YOUR OBJECTIVE:
Your task is to copy every line of this material exactly.

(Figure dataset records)
================
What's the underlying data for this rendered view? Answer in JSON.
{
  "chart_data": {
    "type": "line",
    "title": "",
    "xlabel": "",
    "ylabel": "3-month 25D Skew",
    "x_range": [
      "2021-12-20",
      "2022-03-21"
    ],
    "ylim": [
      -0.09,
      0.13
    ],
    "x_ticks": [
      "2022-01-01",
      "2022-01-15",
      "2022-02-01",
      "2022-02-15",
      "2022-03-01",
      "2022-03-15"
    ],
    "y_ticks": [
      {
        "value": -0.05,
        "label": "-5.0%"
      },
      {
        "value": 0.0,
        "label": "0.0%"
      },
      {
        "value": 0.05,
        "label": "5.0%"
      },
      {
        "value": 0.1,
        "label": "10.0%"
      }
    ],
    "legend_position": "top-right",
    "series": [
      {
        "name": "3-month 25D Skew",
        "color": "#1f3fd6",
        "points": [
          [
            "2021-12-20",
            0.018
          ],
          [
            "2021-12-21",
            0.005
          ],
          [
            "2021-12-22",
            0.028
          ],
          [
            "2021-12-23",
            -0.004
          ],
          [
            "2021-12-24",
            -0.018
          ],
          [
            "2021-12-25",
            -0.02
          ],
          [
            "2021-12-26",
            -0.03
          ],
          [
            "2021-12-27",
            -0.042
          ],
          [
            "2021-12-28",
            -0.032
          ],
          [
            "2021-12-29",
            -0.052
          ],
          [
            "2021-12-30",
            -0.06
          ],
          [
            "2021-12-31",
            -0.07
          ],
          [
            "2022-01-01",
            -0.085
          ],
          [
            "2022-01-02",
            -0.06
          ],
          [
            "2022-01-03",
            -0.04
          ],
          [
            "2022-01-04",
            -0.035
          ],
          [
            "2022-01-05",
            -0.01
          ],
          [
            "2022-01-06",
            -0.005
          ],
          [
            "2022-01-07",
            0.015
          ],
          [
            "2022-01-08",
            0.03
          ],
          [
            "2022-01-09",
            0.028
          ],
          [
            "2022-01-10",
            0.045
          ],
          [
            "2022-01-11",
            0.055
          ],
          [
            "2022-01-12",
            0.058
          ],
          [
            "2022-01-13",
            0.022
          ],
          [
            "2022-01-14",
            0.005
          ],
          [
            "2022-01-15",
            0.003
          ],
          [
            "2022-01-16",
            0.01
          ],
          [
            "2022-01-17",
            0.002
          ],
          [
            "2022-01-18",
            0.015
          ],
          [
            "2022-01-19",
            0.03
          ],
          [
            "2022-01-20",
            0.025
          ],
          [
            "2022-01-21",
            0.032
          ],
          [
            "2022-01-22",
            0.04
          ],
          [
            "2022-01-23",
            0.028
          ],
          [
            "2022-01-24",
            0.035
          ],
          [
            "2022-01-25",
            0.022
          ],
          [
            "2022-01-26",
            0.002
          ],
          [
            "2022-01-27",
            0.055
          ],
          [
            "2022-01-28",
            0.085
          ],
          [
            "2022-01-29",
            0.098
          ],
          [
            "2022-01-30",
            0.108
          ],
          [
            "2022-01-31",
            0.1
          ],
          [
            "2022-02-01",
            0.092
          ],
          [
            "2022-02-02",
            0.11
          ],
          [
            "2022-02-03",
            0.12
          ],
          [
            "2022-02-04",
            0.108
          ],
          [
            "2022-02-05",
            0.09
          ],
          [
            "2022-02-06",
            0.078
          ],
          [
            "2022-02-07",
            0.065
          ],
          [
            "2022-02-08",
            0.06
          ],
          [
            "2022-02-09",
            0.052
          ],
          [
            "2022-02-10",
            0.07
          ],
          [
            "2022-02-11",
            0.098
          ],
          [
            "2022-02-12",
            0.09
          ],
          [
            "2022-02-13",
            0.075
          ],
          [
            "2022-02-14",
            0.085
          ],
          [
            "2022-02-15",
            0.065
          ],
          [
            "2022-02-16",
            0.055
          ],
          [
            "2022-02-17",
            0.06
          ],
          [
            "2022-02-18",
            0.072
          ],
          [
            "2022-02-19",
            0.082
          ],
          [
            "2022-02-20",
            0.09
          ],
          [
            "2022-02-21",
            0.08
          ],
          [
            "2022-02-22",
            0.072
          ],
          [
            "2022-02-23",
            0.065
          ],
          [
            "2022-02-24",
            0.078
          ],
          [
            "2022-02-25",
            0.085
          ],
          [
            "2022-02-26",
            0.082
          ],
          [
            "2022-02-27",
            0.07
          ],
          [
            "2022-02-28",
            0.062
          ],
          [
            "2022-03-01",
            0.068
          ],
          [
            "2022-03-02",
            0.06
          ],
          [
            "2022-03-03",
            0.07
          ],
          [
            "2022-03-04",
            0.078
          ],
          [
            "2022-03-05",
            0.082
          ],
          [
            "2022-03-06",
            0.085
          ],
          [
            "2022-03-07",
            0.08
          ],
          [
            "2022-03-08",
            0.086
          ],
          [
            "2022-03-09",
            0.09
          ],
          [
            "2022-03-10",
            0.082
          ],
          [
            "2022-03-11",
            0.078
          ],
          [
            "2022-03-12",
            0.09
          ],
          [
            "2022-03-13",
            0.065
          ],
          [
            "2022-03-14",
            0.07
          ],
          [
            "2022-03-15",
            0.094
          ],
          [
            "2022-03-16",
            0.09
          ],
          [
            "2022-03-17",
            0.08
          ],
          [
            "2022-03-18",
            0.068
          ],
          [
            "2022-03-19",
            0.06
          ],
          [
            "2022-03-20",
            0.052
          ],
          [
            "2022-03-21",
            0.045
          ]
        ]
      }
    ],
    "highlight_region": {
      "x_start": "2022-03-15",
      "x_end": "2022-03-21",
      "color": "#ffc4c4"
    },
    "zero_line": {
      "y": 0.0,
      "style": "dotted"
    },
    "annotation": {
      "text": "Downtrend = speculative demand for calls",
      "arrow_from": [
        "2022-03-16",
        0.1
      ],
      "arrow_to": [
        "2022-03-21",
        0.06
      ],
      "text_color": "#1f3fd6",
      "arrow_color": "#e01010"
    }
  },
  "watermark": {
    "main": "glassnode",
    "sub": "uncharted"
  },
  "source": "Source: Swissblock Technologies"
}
================
RESULT:
What's the underlying data for this rendered view? Answer in JSON.
{
  "chart_data": {
    "type": "line",
    "title": "",
    "xlabel": "",
    "ylabel": "3-month 25D Skew",
    "x_range": [
      "2021-12-20",
      "2022-03-21"
    ],
    "ylim": [
      -0.09,
      0.13
    ],
    "x_ticks": [
      "2022-01-01",
      "2022-01-15",
      "2022-02-01",
      "2022-02-15",
      "2022-03-01",
      "2022-03-15"
    ],
    "y_ticks": [
      {
        "value": -0.05,
        "label": "-5.0%"
      },
      {
        "value": 0.0,
        "label": "0.0%"
      },
      {
        "value": 0.05,
        "label": "5.0%"
      },
      {
        "value": 0.1,
        "label": "10.0%"
      }
    ],
    "legend_position": "top-right",
    "series": [
      {
        "name": "3-month 25D Skew",
        "color": "#1f3fd6",
        "points": [
          [
            "2021-12-20",
            0.018
          ],
          [
            "2021-12-21",
            0.005
          ],
          [
            "2021-12-22",
            0.028
          ],
          [
            "2021-12-23",
            -0.004
          ],
          [
            "2021-12-24",
            -0.018
          ],
          [
            "2021-12-25",
            -0.02
          ],
          [
            "2021-12-26",
            -0.03
          ],
          [
            "2021-12-27",
            -0.042
          ],
          [
            "2021-12-28",
            -0.032
          ],
          [
            "2021-12-29",
            -0.052
          ],
          [
            "2021-12-30",
            -0.06
          ],
          [
            "2021-12-31",
            -0.07
          ],
          [
            "2022-01-01",
            -0.085
          ],
          [
            "2022-01-02",
            -0.06
          ],
          [
            "2022-01-03",
            -0.04
          ],
          [
            "2022-01-04",
            -0.035
          ],
          [
            "2022-01-05",
            -0.01
          ],
          [
            "2022-01-06",
            -0.005
          ],
          [
            "2022-01-07",
            0.015
          ],
          [
            "2022-01-08",
            0.03
          ],
          [
            "2022-01-09",
            0.028
          ],
          [
            "2022-01-10",
            0.045
          ],
          [
            "2022-01-11",
            0.055
          ],
          [
            "2022-01-12",
            0.058
          ],
          [
            "2022-01-13",
            0.022
          ],
          [
            "2022-01-14",
            0.005
          ],
          [
            "2022-01-15",
            0.003
          ],
          [
            "2022-01-16",
            0.01
          ],
          [
            "2022-01-17",
            0.002
          ],
          [
            "2022-01-18",
            0.015
          ],
          [
            "2022-01-19",
            0.03
          ],
          [
            "2022-01-20",
            0.025
          ],
          [
            "2022-01-21",
            0.032
          ],
          [
            "2022-01-22",
            0.04
          ],
          [
            "2022-01-23",
            0.028
          ],
          [
            "2022-01-24",
            0.035
          ],
          [
            "2022-01-25",
            0.022
          ],
          [
            "2022-01-26",
            0.002
          ],
          [
            "2022-01-27",
            0.055
          ],
          [
            "2022-01-28",
            0.085
          ],
          [
            "2022-01-29",
            0.098
          ],
          [
            "2022-01-30",
            0.108
          ],
          [
            "2022-01-31",
            0.1
          ],
          [
            "2022-02-01",
            0.092
          ],
          [
            "2022-02-02",
            0.11
          ],
          [
            "2022-02-03",
            0.12
          ],
          [
            "2022-02-04",
            0.108
          ],
          [
            "2022-02-05",
            0.09
          ],
          [
            "2022-02-06",
            0.078
          ],
          [
            "2022-02-07",
            0.065
          ],
          [
            "2022-02-08",
            0.06
          ],
          [
            "2022-02-09",
            0.052
          ],
          [
            "2022-02-10",
            0.07
          ],
          [
            "2022-02-11",
            0.098
          ],
          [
            "2022-02-12",
            0.09
          ],
          [
            "2022-02-13",
            0.075
          ],
          [
            "2022-02-14",
            0.085
          ],
          [
            "2022-02-15",
            0.065
          ],
          [
            "2022-02-16",
            0.055
          ],
          [
            "2022-02-17",
            0.06
          ],
          [
            "2022-02-18",
            0.072
          ],
          [
            "2022-02-19",
            0.082
          ],
          [
            "2022-02-20",
            0.09
          ],
          [
            "2022-02-21",
            0.08
          ],
          [
            "2022-02-22",
            0.072
          ],
          [
            "2022-02-23",
            0.065
          ],
          [
            "2022-02-24",
            0.078
          ],
          [
            "2022-02-25",
            0.085
          ],
          [
            "2022-02-26",
            0.082
          ],
          [
            "2022-02-27",
            0.07
          ],
          [
            "2022-02-28",
            0.062
          ],
          [
            "2022-03-01",
            0.068
          ],
          [
            "2022-03-02",
            0.06
          ],
          [
            "2022-03-03",
            0.07
          ],
          [
            "2022-03-04",
            0.078
          ],
          [
            "2022-03-05",
            0.082
          ],
          [
            "2022-03-06",
            0.085
          ],
          [
            "2022-03-07",
            0.08
          ],
          [
            "2022-03-08",
            0.086
          ],
          [
            "2022-03-09",
            0.09
          ],
          [
            "2022-03-10",
            0.082
          ],
          [
            "2022-03-11",
            0.078
          ],
          [
            "2022-03-12",
            0.09
          ],
          [
            "2022-03-13",
            0.065
          ],
          [
            "2022-03-14",
            0.07
          ],
          [
            "2022-03-15",
            0.094
          ],
          [
            "2022-03-16",
            0.09
          ],
          [
            "2022-03-17",
            0.08
          ],
          [
            "2022-03-18",
            0.068
          ],
          [
            "2022-03-19",
            0.06
          ],
          [
            "2022-03-20",
            0.052
          ],
          [
            "2022-03-21",
            0.045
          ]
        ]
      }
    ],
    "highlight_region": {
      "x_start": "2022-03-15",
      "x_end": "2022-03-21",
      "color": "#ffc4c4"
    },
    "zero_line": {
      "y": 0.0,
      "style": "dotted"
    },
    "annotation": {
      "text": "Downtrend = speculative demand for calls",
      "arrow_from": [
        "2022-03-16",
        0.1
      ],
      "arrow_to": [
        "2022-03-21",
        0.06
      ],
      "text_color": "#1f3fd6",
      "arrow_color": "#e01010"
    }
  },
  "watermark": {
    "main": "glassnode",
    "sub": "uncharted"
  },
  "source": "Source: Swissblock Technologies"
}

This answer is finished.